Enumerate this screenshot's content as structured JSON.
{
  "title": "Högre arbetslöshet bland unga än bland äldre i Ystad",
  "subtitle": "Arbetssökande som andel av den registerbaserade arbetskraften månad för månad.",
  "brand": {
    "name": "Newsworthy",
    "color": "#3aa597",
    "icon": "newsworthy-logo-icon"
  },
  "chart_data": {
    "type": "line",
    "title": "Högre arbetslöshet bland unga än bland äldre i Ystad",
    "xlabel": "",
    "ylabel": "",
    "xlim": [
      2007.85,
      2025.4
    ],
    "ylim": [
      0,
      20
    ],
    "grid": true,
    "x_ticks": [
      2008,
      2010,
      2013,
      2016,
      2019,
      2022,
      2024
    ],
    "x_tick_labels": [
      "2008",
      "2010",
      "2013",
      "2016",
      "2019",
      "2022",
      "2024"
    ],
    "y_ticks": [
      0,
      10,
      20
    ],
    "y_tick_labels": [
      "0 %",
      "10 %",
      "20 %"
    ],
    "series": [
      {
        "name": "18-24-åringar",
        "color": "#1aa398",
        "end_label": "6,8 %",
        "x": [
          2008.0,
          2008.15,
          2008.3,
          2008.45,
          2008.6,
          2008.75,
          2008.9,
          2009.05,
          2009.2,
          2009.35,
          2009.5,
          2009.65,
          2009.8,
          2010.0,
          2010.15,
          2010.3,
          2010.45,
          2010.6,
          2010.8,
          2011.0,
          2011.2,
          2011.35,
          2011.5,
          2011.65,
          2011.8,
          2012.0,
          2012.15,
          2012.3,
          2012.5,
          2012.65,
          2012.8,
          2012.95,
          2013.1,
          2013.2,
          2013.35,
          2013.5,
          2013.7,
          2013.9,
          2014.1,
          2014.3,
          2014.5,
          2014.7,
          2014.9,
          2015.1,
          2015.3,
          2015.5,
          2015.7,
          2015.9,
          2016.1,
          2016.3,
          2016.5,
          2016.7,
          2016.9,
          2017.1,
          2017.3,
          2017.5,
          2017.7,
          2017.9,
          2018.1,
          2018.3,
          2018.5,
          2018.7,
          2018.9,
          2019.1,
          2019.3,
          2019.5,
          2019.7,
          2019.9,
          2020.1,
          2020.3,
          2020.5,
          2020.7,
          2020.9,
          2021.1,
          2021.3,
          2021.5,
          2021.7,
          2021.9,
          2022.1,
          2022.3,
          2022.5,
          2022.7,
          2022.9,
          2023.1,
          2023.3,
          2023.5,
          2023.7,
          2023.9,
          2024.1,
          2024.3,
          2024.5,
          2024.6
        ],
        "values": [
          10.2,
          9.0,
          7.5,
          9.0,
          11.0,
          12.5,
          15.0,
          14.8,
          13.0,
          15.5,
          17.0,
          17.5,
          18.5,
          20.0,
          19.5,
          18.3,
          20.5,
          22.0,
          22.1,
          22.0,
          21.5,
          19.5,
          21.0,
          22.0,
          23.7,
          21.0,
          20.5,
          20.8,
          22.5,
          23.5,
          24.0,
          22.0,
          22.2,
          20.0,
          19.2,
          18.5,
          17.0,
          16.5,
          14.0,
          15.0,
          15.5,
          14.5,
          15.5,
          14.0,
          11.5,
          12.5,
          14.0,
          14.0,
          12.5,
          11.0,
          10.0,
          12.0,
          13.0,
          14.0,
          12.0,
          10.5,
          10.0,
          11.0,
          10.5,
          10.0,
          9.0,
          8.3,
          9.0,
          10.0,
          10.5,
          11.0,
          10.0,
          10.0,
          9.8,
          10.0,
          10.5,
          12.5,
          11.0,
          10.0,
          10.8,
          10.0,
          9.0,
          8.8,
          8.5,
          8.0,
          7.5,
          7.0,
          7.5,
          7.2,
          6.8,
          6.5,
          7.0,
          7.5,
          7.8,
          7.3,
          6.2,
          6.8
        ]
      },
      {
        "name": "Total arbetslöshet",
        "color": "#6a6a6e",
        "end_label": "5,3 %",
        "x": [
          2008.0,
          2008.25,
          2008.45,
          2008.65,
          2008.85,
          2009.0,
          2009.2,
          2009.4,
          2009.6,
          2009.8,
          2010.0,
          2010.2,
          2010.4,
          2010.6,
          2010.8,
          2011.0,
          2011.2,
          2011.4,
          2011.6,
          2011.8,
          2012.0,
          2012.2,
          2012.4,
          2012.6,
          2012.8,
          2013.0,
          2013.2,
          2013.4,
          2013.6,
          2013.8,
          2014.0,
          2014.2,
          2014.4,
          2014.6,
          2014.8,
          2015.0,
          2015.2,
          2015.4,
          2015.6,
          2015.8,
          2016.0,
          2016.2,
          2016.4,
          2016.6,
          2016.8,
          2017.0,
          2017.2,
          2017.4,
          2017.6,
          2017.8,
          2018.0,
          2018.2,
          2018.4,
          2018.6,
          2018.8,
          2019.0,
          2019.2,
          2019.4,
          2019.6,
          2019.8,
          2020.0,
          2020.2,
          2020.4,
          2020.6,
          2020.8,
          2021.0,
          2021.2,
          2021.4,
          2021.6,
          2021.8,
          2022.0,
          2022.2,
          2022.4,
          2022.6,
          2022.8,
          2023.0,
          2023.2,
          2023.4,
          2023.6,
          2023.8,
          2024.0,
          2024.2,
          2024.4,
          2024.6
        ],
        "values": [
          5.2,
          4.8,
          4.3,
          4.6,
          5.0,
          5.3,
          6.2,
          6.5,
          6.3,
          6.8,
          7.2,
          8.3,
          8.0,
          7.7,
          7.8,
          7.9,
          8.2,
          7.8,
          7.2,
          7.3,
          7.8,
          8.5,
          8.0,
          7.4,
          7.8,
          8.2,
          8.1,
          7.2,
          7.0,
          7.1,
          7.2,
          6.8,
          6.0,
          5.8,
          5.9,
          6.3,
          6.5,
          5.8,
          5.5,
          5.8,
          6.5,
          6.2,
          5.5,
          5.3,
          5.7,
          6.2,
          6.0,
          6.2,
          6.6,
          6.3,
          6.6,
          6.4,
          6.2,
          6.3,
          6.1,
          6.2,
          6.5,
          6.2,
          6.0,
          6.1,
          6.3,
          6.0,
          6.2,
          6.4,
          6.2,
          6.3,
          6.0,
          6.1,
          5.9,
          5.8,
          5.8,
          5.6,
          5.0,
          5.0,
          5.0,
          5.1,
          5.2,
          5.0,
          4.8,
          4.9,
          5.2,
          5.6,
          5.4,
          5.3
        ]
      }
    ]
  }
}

▶ _GIVEN TASK_:
Retype the data exactly as given.

▶ _SOLUTION TO THIS EXERCISE_:
Enumerate this screenshot's content as structured JSON.
{
  "title": "Högre arbetslöshet bland unga än bland äldre i Ystad",
  "subtitle": "Arbetssökande som andel av den registerbaserade arbetskraften månad för månad.",
  "brand": {
    "name": "Newsworthy",
    "color": "#3aa597",
    "icon": "newsworthy-logo-icon"
  },
  "chart_data": {
    "type": "line",
    "title": "Högre arbetslöshet bland unga än bland äldre i Ystad",
    "xlabel": "",
    "ylabel": "",
    "xlim": [
      2007.85,
      2025.4
    ],
    "ylim": [
      0,
      20
    ],
    "grid": true,
    "x_ticks": [
      2008,
      2010,
      2013,
      2016,
      2019,
      2022,
      2024
    ],
    "x_tick_labels": [
      "2008",
      "2010",
      "2013",
      "2016",
      "2019",
      "2022",
      "2024"
    ],
    "y_ticks": [
      0,
      10,
      20
    ],
    "y_tick_labels": [
      "0 %",
      "10 %",
      "20 %"
    ],
    "series": [
      {
        "name": "18-24-åringar",
        "color": "#1aa398",
        "end_label": "6,8 %",
        "x": [
          2008.0,
          2008.15,
          2008.3,
          2008.45,
          2008.6,
          2008.75,
          2008.9,
          2009.05,
          2009.2,
          2009.35,
          2009.5,
          2009.65,
          2009.8,
          2010.0,
          2010.15,
          2010.3,
          2010.45,
          2010.6,
          2010.8,
          2011.0,
          2011.2,
          2011.35,
          2011.5,
          2011.65,
          2011.8,
          2012.0,
          2012.15,
          2012.3,
          2012.5,
          2012.65,
          2012.8,
          2012.95,
          2013.1,
          2013.2,
          2013.35,
          2013.5,
          2013.7,
          2013.9,
          2014.1,
          2014.3,
          2014.5,
          2014.7,
          2014.9,
          2015.1,
          2015.3,
          2015.5,
          2015.7,
          2015.9,
          2016.1,
          2016.3,
          2016.5,
          2016.7,
          2016.9,
          2017.1,
          2017.3,
          2017.5,
          2017.7,
          2017.9,
          2018.1,
          2018.3,
          2018.5,
          2018.7,
          2018.9,
          2019.1,
          2019.3,
          2019.5,
          2019.7,
          2019.9,
          2020.1,
          2020.3,
          2020.5,
          2020.7,
          2020.9,
          2021.1,
          2021.3,
          2021.5,
          2021.7,
          2021.9,
          2022.1,
          2022.3,
          2022.5,
          2022.7,
          2022.9,
          2023.1,
          2023.3,
          2023.5,
          2023.7,
          2023.9,
          2024.1,
          2024.3,
          2024.5,
          2024.6
        ],
        "values": [
          10.2,
          9.0,
          7.5,
          9.0,
          11.0,
          12.5,
          15.0,
          14.8,
          13.0,
          15.5,
          17.0,
          17.5,
          18.5,
          20.0,
          19.5,
          18.3,
          20.5,
          22.0,
          22.1,
          22.0,
          21.5,
          19.5,
          21.0,
          22.0,
          23.7,
          21.0,
          20.5,
          20.8,
          22.5,
          23.5,
          24.0,
          22.0,
          22.2,
          20.0,
          19.2,
          18.5,
          17.0,
          16.5,
          14.0,
          15.0,
          15.5,
          14.5,
          15.5,
          14.0,
          11.5,
          12.5,
          14.0,
          14.0,
          12.5,
          11.0,
          10.0,
          12.0,
          13.0,
          14.0,
          12.0,
          10.5,
          10.0,
          11.0,
          10.5,
          10.0,
          9.0,
          8.3,
          9.0,
          10.0,
          10.5,
          11.0,
          10.0,
          10.0,
          9.8,
          10.0,
          10.5,
          12.5,
          11.0,
          10.0,
          10.8,
          10.0,
          9.0,
          8.8,
          8.5,
          8.0,
          7.5,
          7.0,
          7.5,
          7.2,
          6.8,
          6.5,
          7.0,
          7.5,
          7.8,
          7.3,
          6.2,
          6.8
        ]
      },
      {
        "name": "Total arbetslöshet",
        "color": "#6a6a6e",
        "end_label": "5,3 %",
        "x": [
          2008.0,
          2008.25,
          2008.45,
          2008.65,
          2008.85,
          2009.0,
          2009.2,
          2009.4,
          2009.6,
          2009.8,
          2010.0,
          2010.2,
          2010.4,
          2010.6,
          2010.8,
          2011.0,
          2011.2,
          2011.4,
          2011.6,
          2011.8,
          2012.0,
          2012.2,
          2012.4,
          2012.6,
          2012.8,
          2013.0,
          2013.2,
          2013.4,
          2013.6,
          2013.8,
          2014.0,
          2014.2,
          2014.4,
          2014.6,
          2014.8,
          2015.0,
          2015.2,
          2015.4,
          2015.6,
          2015.8,
          2016.0,
          2016.2,
          2016.4,
          2016.6,
          2016.8,
          2017.0,
          2017.2,
          2017.4,
          2017.6,
          2017.8,
          2018.0,
          2018.2,
          2018.4,
          2018.6,
          2018.8,
          2019.0,
          2019.2,
          2019.4,
          2019.6,
          2019.8,
          2020.0,
          2020.2,
          2020.4,
          2020.6,
          2020.8,
          2021.0,
          2021.2,
          2021.4,
          2021.6,
          2021.8,
          2022.0,
          2022.2,
          2022.4,
          2022.6,
          2022.8,
          2023.0,
          2023.2,
          2023.4,
          2023.6,
          2023.8,
          2024.0,
          2024.2,
          2024.4,
          2024.6
        ],
        "values": [
          5.2,
          4.8,
          4.3,
          4.6,
          5.0,
          5.3,
          6.2,
          6.5,
          6.3,
          6.8,
          7.2,
          8.3,
          8.0,
          7.7,
          7.8,
          7.9,
          8.2,
          7.8,
          7.2,
          7.3,
          7.8,
          8.5,
          8.0,
          7.4,
          7.8,
          8.2,
          8.1,
          7.2,
          7.0,
          7.1,
          7.2,
          6.8,
          6.0,
          5.8,
          5.9,
          6.3,
          6.5,
          5.8,
          5.5,
          5.8,
          6.5,
          6.2,
          5.5,
          5.3,
          5.7,
          6.2,
          6.0,
          6.2,
          6.6,
          6.3,
          6.6,
          6.4,
          6.2,
          6.3,
          6.1,
          6.2,
          6.5,
          6.2,
          6.0,
          6.1,
          6.3,
          6.0,
          6.2,
          6.4,
          6.2,
          6.3,
          6.0,
          6.1,
          5.9,
          5.8,
          5.8,
          5.6,
          5.0,
          5.0,
          5.0,
          5.1,
          5.2,
          5.0,
          4.8,
          4.9,
          5.2,
          5.6,
          5.4,
          5.3
        ]
      }
    ]
  }
}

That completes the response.